EXERCISE DETAILS: Transcribe the material verbatim in full; the pictures do not belong in the copy.

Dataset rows

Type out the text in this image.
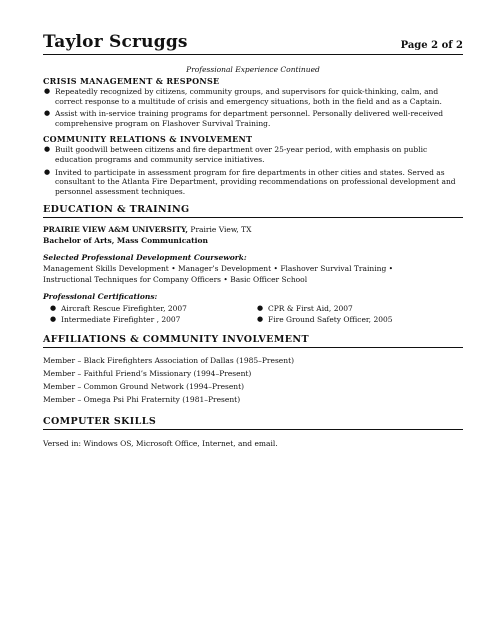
Taylor Scruggs	Page 2 of 2
Professional Experience Continued
CRISIS MANAGEMENT & RESPONSE
● Repeatedly recognized by citizens, community groups, and supervisors for quick-thinking, calm, and correct response to a multitude of crisis and emergency situations, both in the field and as a Captain.
● Assist with in-service training programs for department personnel. Personally delivered well-received comprehensive program on Flashover Survival Training.
COMMUNITY RELATIONS & INVOLVEMENT
● Built goodwill between citizens and fire department over 25-year period, with emphasis on public education programs and community service initiatives.
● Invited to participate in assessment program for fire departments in other cities and states. Served as consultant to the Atlanta Fire Department, providing recommendations on professional development and personnel assessment techniques.
EDUCATION & TRAINING
PRAIRIE VIEW A&M UNIVERSITY, Prairie View, TX
Bachelor of Arts, Mass Communication
Selected Professional Development Coursework:
Management Skills Development • Manager’s Development • Flashover Survival Training •
Instructional Techniques for Company Officers • Basic Officer School
Professional Certifications:
● Aircraft Rescue Firefighter, 2007
● Intermediate Firefighter , 2007
● CPR & First Aid, 2007
● Fire Ground Safety Officer, 2005
AFFILIATIONS & COMMUNITY INVOLVEMENT
Member – Black Firefighters Association of Dallas (1985–Present)
Member – Faithful Friend’s Missionary (1994–Present)
Member – Common Ground Network (1994–Present)
Member – Omega Psi Phi Fraternity (1981–Present)
COMPUTER SKILLS
Versed in: Windows OS, Microsoft Office, Internet, and email.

FULL SOLUTION:
Type out the text in this image.
Taylor Scruggs	Page 2 of 2
Professional Experience Continued
CRISIS MANAGEMENT & RESPONSE
● Repeatedly recognized by citizens, community groups, and supervisors for quick-thinking, calm, and correct response to a multitude of crisis and emergency situations, both in the field and as a Captain.
● Assist with in-service training programs for department personnel. Personally delivered well-received comprehensive program on Flashover Survival Training.
COMMUNITY RELATIONS & INVOLVEMENT
● Built goodwill between citizens and fire department over 25-year period, with emphasis on public education programs and community service initiatives.
● Invited to participate in assessment program for fire departments in other cities and states. Served as consultant to the Atlanta Fire Department, providing recommendations on professional development and personnel assessment techniques.
EDUCATION & TRAINING
PRAIRIE VIEW A&M UNIVERSITY, Prairie View, TX
Bachelor of Arts, Mass Communication
Selected Professional Development Coursework:
Management Skills Development • Manager’s Development • Flashover Survival Training •
Instructional Techniques for Company Officers • Basic Officer School
Professional Certifications:
● Aircraft Rescue Firefighter, 2007
● Intermediate Firefighter , 2007
● CPR & First Aid, 2007
● Fire Ground Safety Officer, 2005
AFFILIATIONS & COMMUNITY INVOLVEMENT
Member – Black Firefighters Association of Dallas (1985–Present)
Member – Faithful Friend’s Missionary (1994–Present)
Member – Common Ground Network (1994–Present)
Member – Omega Psi Phi Fraternity (1981–Present)
COMPUTER SKILLS
Versed in: Windows OS, Microsoft Office, Internet, and email.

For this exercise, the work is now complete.